• [Source text]:
....
Do not ignore the role of the woman livestock farmer

Further, women need to be included in all facets of livestock development — breeding, veterinary care, extension services, training or access to credit and markets

October 15, 2022 12:16 am | Updated 12:38 am IST

At Anji village, Indervelli mandal of Adilabad district in Telangana

At Anji village, Indervelli mandal of Adilabad district in Telangana | Photo Credit: S. Harpal Singh

The livestock sector is one of the most rapidly growing components of the rural economy of India, accounting for 5% of national income and 28% of agricultural GDP in 2018-19. In the last six years, the livestock sector grew at 7.9% (at constant prices) while crop farming grew by 2%. Our field studies show that in rural households that own livestock, women are invariably engaged in animal rearing. On the International Day of Rural Women (October 15), we need to recognise the role of women in livestock rearing, and to include women in all facets of livestock development, be it breeding, veterinary care, extension services, training or access to credit and markets.

It is widely recognised that the majority of women workers in rural areas (72%) are engaged in agricultural activities. However, with the exception of participation in dairy co-operatives, specifically in milk marketing, women’s role in the livestock economy is not as widely known or discussed. There were five million women members in dairy co-operatives in 2015-16, and this increased further to 5.4 million in 2020-21. Women accounted for 31% of all members of dairy producer cooperatives in 2020-21. In India, the number of women’s dairy cooperative societies rose from 18,954 in 2012 to 32,092 in 2015-16.

Issues with data collection

Conventional labour force surveys fail to accurately record women’s work in livestock-raising for many reasons. Among the many problems in data collection, two significant ones are the sporadic nature of work undertaken for short spells throughout the day and often carried out within the homestead, and women’ own responses. A time use survey in a village of Karnataka showed that a poor peasant woman started her day by collecting dung from the cow shed for 10 minutes (5.15 a.m. to 5.25 a.m.). She engaged in some preparatory cooking tasks for a while. A little later she milked the cow for 25 minutes, and swept and washed the shed for around 30 minutes. After completing other household tasks, she went to work on a construction site. She took two cows along and tied them to graze near the work site. When she returned home in the evening, she again milked the animals and fed them, which took around 40 minutes. After dinner, she fed the animals for the last time in the day. This woman spent around 3.5 hours on livestock-related tasks, which were all combined with household duties. Given this pattern of work, the woman herself may not report “livestock raising” as an economic activity.
....
• [Information supplied]:
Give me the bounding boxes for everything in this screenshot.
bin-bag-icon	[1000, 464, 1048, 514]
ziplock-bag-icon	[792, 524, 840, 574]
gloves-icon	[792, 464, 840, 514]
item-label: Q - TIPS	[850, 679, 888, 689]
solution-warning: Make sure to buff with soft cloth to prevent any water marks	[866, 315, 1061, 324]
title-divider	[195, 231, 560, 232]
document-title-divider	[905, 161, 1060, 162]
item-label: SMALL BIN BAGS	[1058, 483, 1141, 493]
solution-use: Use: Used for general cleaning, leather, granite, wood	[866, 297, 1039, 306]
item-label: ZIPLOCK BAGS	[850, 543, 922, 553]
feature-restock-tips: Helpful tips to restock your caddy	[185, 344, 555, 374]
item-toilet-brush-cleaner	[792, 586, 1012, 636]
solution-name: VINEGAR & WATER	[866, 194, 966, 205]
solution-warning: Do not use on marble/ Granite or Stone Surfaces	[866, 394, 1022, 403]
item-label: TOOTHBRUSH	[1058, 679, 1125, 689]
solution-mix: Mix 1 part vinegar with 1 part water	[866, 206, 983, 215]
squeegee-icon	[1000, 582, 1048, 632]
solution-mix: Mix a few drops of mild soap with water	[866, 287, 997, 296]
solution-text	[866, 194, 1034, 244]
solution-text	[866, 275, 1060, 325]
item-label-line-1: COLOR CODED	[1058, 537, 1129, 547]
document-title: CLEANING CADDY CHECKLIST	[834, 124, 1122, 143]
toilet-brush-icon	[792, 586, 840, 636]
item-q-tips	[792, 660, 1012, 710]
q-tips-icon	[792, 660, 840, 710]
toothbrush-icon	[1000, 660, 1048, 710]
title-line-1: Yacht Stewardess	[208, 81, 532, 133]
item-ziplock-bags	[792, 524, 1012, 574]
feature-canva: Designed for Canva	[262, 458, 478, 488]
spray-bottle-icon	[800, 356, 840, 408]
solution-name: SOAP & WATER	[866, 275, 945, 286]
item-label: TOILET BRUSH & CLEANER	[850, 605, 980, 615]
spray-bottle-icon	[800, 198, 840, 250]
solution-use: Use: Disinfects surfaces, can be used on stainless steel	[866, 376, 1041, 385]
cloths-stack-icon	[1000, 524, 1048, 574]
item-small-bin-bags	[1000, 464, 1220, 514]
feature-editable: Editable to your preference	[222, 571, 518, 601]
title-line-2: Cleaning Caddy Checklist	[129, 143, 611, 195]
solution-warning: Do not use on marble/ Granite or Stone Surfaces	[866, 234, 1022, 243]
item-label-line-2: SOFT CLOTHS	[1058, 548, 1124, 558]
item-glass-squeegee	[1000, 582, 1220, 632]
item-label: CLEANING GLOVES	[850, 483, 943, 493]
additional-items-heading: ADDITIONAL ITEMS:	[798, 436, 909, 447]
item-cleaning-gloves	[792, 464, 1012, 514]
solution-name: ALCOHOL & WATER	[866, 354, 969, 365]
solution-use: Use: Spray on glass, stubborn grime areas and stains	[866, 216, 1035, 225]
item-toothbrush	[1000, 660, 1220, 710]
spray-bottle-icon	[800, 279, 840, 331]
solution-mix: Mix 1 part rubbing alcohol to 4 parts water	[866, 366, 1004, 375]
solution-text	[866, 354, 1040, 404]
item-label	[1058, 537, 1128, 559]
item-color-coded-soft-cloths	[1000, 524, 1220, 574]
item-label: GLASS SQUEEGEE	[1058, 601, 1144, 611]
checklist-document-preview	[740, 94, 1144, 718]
....
• [What is asked]: In the article about women livestock farmers, what share of all members of dairy producer cooperatives were women in 2020-21? Rely only on the article about women livestock farmers.

• [Answer]: 31%